WHAT THIS TASK INVOLVES:
Format the lines below as a JSON list of strings, one string per line, skipping blank lines and leaving out the pictures.

─── STORED DATA ───

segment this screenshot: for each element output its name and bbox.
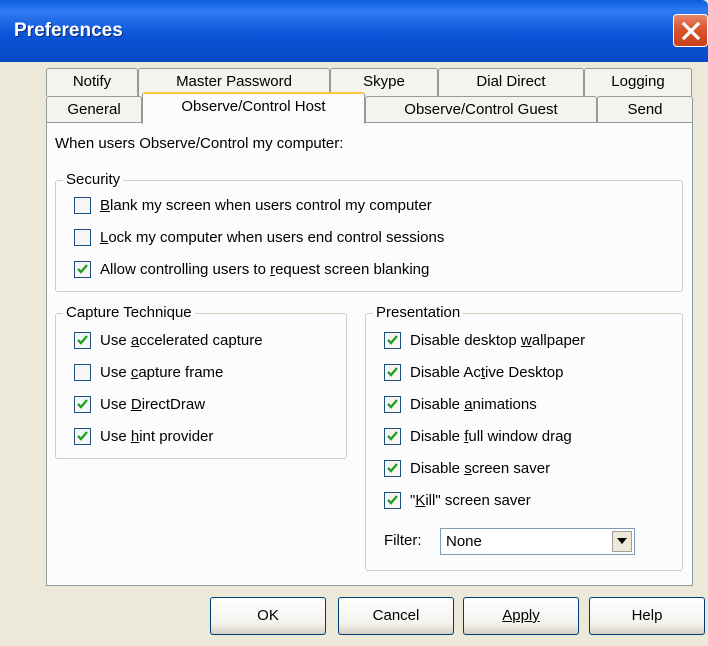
capture-legend: Capture Technique xyxy=(63,304,195,321)
checkbox-capture-frame[interactable]: Use capture frame xyxy=(74,363,334,383)
checkbox-disable-active-desktop[interactable]: Disable Active Desktop xyxy=(384,363,674,383)
checkmark-icon xyxy=(77,431,88,441)
tab-label: Skype xyxy=(363,73,405,90)
checkbox-disable-wallpaper[interactable]: Disable desktop wallpaper xyxy=(384,331,674,351)
checkbox[interactable] xyxy=(74,332,91,349)
checkbox-label: "Kill" screen saver xyxy=(410,492,531,509)
checkbox[interactable] xyxy=(384,428,401,445)
close-button[interactable] xyxy=(673,14,708,47)
tab-label: Master Password xyxy=(176,73,292,90)
close-icon xyxy=(681,21,701,41)
checkbox[interactable] xyxy=(74,364,91,381)
checkmark-icon xyxy=(387,495,398,505)
checkmark-icon xyxy=(387,367,398,377)
checkbox[interactable] xyxy=(384,460,401,477)
tab-label: General xyxy=(67,101,121,118)
checkbox-directdraw[interactable]: Use DirectDraw xyxy=(74,395,334,415)
tab-dial-direct[interactable]: Dial Direct xyxy=(438,68,584,96)
tab-general[interactable]: General xyxy=(46,96,142,123)
checkmark-icon xyxy=(387,399,398,409)
preferences-dialog: Preferences Notify Master Password Skype… xyxy=(0,0,708,646)
tab-observe-control-host[interactable]: Observe/Control Host xyxy=(142,92,365,124)
help-label: Help xyxy=(631,607,663,624)
checkbox[interactable] xyxy=(74,229,91,246)
checkbox-label: Lock my computer when users end control … xyxy=(100,229,445,246)
filter-select[interactable]: None xyxy=(440,528,635,555)
checkbox-lock-computer[interactable]: Lock my computer when users end control … xyxy=(74,228,514,248)
checkbox-label: Use DirectDraw xyxy=(100,396,206,413)
apply-button[interactable]: Apply xyxy=(463,597,579,635)
tab-label: Notify xyxy=(72,73,112,90)
checkbox[interactable] xyxy=(384,364,401,381)
tab-logging[interactable]: Logging xyxy=(584,68,692,96)
tab-label: Send xyxy=(627,101,663,118)
tab-observe-control-guest[interactable]: Observe/Control Guest xyxy=(365,96,597,123)
dropdown-button[interactable] xyxy=(612,531,632,552)
tab-label: Logging xyxy=(611,73,665,90)
checkbox-label: Blank my screen when users control my co… xyxy=(100,197,432,214)
checkbox-label: Disable desktop wallpaper xyxy=(410,332,586,349)
checkmark-icon xyxy=(387,463,398,473)
checkbox-disable-animations[interactable]: Disable animations xyxy=(384,395,674,415)
checkbox-label: Allow controlling users to request scree… xyxy=(100,261,430,278)
filter-label: Filter: xyxy=(384,532,422,549)
security-legend: Security xyxy=(63,171,124,188)
tab-label: Dial Direct xyxy=(476,73,546,90)
checkbox-label: Disable screen saver xyxy=(410,460,551,477)
checkbox-label: Use hint provider xyxy=(100,428,214,445)
checkmark-icon xyxy=(77,335,88,345)
help-button[interactable]: Help xyxy=(589,597,705,635)
checkmark-icon xyxy=(77,264,88,274)
apply-label: Apply xyxy=(502,607,540,624)
checkbox-label: Disable animations xyxy=(410,396,537,413)
checkbox-accelerated-capture[interactable]: Use accelerated capture xyxy=(74,331,334,351)
checkmark-icon xyxy=(77,399,88,409)
checkmark-icon xyxy=(387,431,398,441)
intro-text: When users Observe/Control my computer: xyxy=(55,135,344,152)
checkbox[interactable] xyxy=(74,261,91,278)
checkbox-blank-screen[interactable]: Blank my screen when users control my co… xyxy=(74,196,514,216)
checkbox[interactable] xyxy=(74,396,91,413)
tab-label: Observe/Control Guest xyxy=(404,101,558,118)
checkbox[interactable] xyxy=(384,492,401,509)
checkbox-label: Use capture frame xyxy=(100,364,224,381)
filter-select-value: None xyxy=(446,533,482,550)
checkbox-hint-provider[interactable]: Use hint provider xyxy=(74,427,334,447)
checkmark-icon xyxy=(387,335,398,345)
tab-send[interactable]: Send xyxy=(597,96,693,123)
checkbox-disable-screen-saver[interactable]: Disable screen saver xyxy=(384,459,674,479)
window-title: Preferences xyxy=(14,20,123,41)
checkbox-label: Disable Active Desktop xyxy=(410,364,564,381)
checkbox[interactable] xyxy=(384,396,401,413)
ok-button[interactable]: OK xyxy=(210,597,326,635)
tab-label: Observe/Control Host xyxy=(181,98,326,115)
title-bar[interactable]: Preferences xyxy=(0,0,708,62)
checkbox-kill-screen-saver[interactable]: "Kill" screen saver xyxy=(384,491,674,511)
checkbox-request-blanking[interactable]: Allow controlling users to request scree… xyxy=(74,260,514,280)
cancel-button[interactable]: Cancel xyxy=(338,597,454,635)
checkbox-disable-full-window-drag[interactable]: Disable full window drag xyxy=(384,427,674,447)
presentation-legend: Presentation xyxy=(373,304,464,321)
checkbox-label: Use accelerated capture xyxy=(100,332,263,349)
checkbox[interactable] xyxy=(74,428,91,445)
tab-notify[interactable]: Notify xyxy=(46,68,138,96)
checkbox-label: Disable full window drag xyxy=(410,428,572,445)
cancel-label: Cancel xyxy=(372,607,420,624)
chevron-down-icon xyxy=(617,538,627,544)
checkbox[interactable] xyxy=(74,197,91,214)
checkbox[interactable] xyxy=(384,332,401,349)
ok-label: OK xyxy=(257,607,279,624)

───

SOLVED EXERCISE:
[
  "segment this screenshot: for each element output its name and bbox.",
  "capture-legend: Capture Technique xyxy=(63,304,195,321)",
  "checkbox-capture-frame[interactable]: Use capture frame xyxy=(74,363,334,383)",
  "checkbox-disable-active-desktop[interactable]: Disable Active Desktop xyxy=(384,363,674,383)",
  "checkmark-icon xyxy=(77,431,88,441)",
  "tab-label: Skype xyxy=(363,73,405,90)",
  "checkbox-disable-wallpaper[interactable]: Disable desktop wallpaper xyxy=(384,331,674,351)",
  "checkbox[interactable] xyxy=(74,332,91,349)",
  "checkbox-label: \"Kill\" screen saver xyxy=(410,492,531,509)",
  "checkbox[interactable] xyxy=(384,428,401,445)",
  "close-button[interactable] xyxy=(673,14,708,47)",
  "tab-label: Master Password xyxy=(176,73,292,90)",
  "close-icon xyxy=(681,21,701,41)",
  "checkbox[interactable] xyxy=(74,364,91,381)",
  "checkmark-icon xyxy=(387,495,398,505)",
  "checkmark-icon xyxy=(387,367,398,377)",
  "checkbox[interactable] xyxy=(384,460,401,477)",
  "tab-label: General xyxy=(67,101,121,118)",
  "checkbox-directdraw[interactable]: Use DirectDraw xyxy=(74,395,334,415)",
  "tab-dial-direct[interactable]: Dial Direct xyxy=(438,68,584,96)",
  "tab-general[interactable]: General xyxy=(46,96,142,123)",
  "checkmark-icon xyxy=(387,399,398,409)",
  "preferences-dialog: Preferences Notify Master Password Skype… xyxy=(0,0,708,646)",
  "tab-observe-control-host[interactable]: Observe/Control Host xyxy=(142,92,365,124)",
  "help-label: Help xyxy=(631,607,663,624)",
  "checkbox[interactable] xyxy=(74,229,91,246)",
  "checkbox-label: Lock my computer when users end control … xyxy=(100,229,445,246)",
  "filter-select[interactable]: None xyxy=(440,528,635,555)",
  "checkbox-lock-computer[interactable]: Lock my computer when users end control … xyxy=(74,228,514,248)",
  "checkbox-label: Use DirectDraw xyxy=(100,396,206,413)",
  "apply-button[interactable]: Apply xyxy=(463,597,579,635)",
  "tab-label: Notify xyxy=(72,73,112,90)",
  "checkbox[interactable] xyxy=(384,364,401,381)",
  "tab-logging[interactable]: Logging xyxy=(584,68,692,96)",
  "tab-label: Send xyxy=(627,101,663,118)",
  "tab-observe-control-guest[interactable]: Observe/Control Guest xyxy=(365,96,597,123)",
  "dropdown-button[interactable] xyxy=(612,531,632,552)",
  "tab-label: Logging xyxy=(611,73,665,90)",
  "checkbox-label: Blank my screen when users control my co… xyxy=(100,197,432,214)",
  "checkbox-label: Disable desktop wallpaper xyxy=(410,332,586,349)",
  "checkmark-icon xyxy=(387,463,398,473)",
  "checkbox-disable-animations[interactable]: Disable animations xyxy=(384,395,674,415)",
  "checkbox-label: Allow controlling users to request scree… xyxy=(100,261,430,278)",
  "filter-label: Filter: xyxy=(384,532,422,549)",
  "security-legend: Security xyxy=(63,171,124,188)",
  "tab-label: Dial Direct xyxy=(476,73,546,90)",
  "checkbox-label: Disable screen saver xyxy=(410,460,551,477)",
  "checkbox-label: Use hint provider xyxy=(100,428,214,445)",
  "checkmark-icon xyxy=(77,335,88,345)",
  "help-button[interactable]: Help xyxy=(589,597,705,635)",
  "checkmark-icon xyxy=(77,264,88,274)",
  "apply-label: Apply xyxy=(502,607,540,624)",
  "checkbox-label: Disable animations xyxy=(410,396,537,413)",
  "checkbox-accelerated-capture[interactable]: Use accelerated capture xyxy=(74,331,334,351)",
  "checkmark-icon xyxy=(77,399,88,409)",
  "checkmark-icon xyxy=(387,431,398,441)",
  "intro-text: When users Observe/Control my computer: xyxy=(55,135,344,152)",
  "checkbox[interactable] xyxy=(74,261,91,278)",
  "checkbox-blank-screen[interactable]: Blank my screen when users control my co… xyxy=(74,196,514,216)",
  "checkbox[interactable] xyxy=(74,396,91,413)",
  "tab-label: Observe/Control Guest xyxy=(404,101,558,118)",
  "checkbox[interactable] xyxy=(384,492,401,509)",
  "checkbox-label: Use capture frame xyxy=(100,364,224,381)",
  "filter-select-value: None xyxy=(446,533,482,550)",
  "checkbox-hint-provider[interactable]: Use hint provider xyxy=(74,427,334,447)",
  "checkmark-icon xyxy=(387,335,398,345)",
  "tab-send[interactable]: Send xyxy=(597,96,693,123)",
  "checkbox-disable-screen-saver[interactable]: Disable screen saver xyxy=(384,459,674,479)",
  "window-title: Preferences xyxy=(14,20,123,41)",
  "checkbox-label: Disable Active Desktop xyxy=(410,364,564,381)",
  "checkbox[interactable] xyxy=(384,396,401,413)",
  "ok-button[interactable]: OK xyxy=(210,597,326,635)",
  "tab-label: Observe/Control Host xyxy=(181,98,326,115)",
  "title-bar[interactable]: Preferences xyxy=(0,0,708,62)",
  "checkbox-kill-screen-saver[interactable]: \"Kill\" screen saver xyxy=(384,491,674,511)",
  "checkbox-request-blanking[interactable]: Allow controlling users to request scree… xyxy=(74,260,514,280)",
  "cancel-button[interactable]: Cancel xyxy=(338,597,454,635)",
  "checkbox-disable-full-window-drag[interactable]: Disable full window drag xyxy=(384,427,674,447)",
  "presentation-legend: Presentation xyxy=(373,304,464,321)",
  "checkbox-label: Use accelerated capture xyxy=(100,332,263,349)",
  "checkbox[interactable] xyxy=(74,428,91,445)",
  "tab-notify[interactable]: Notify xyxy=(46,68,138,96)",
  "checkbox-label: Disable full window drag xyxy=(410,428,572,445)",
  "cancel-label: Cancel xyxy=(372,607,420,624)",
  "chevron-down-icon xyxy=(617,538,627,544)",
  "checkbox[interactable] xyxy=(74,197,91,214)",
  "checkbox[interactable] xyxy=(384,332,401,349)",
  "ok-label: OK xyxy=(257,607,279,624)"
]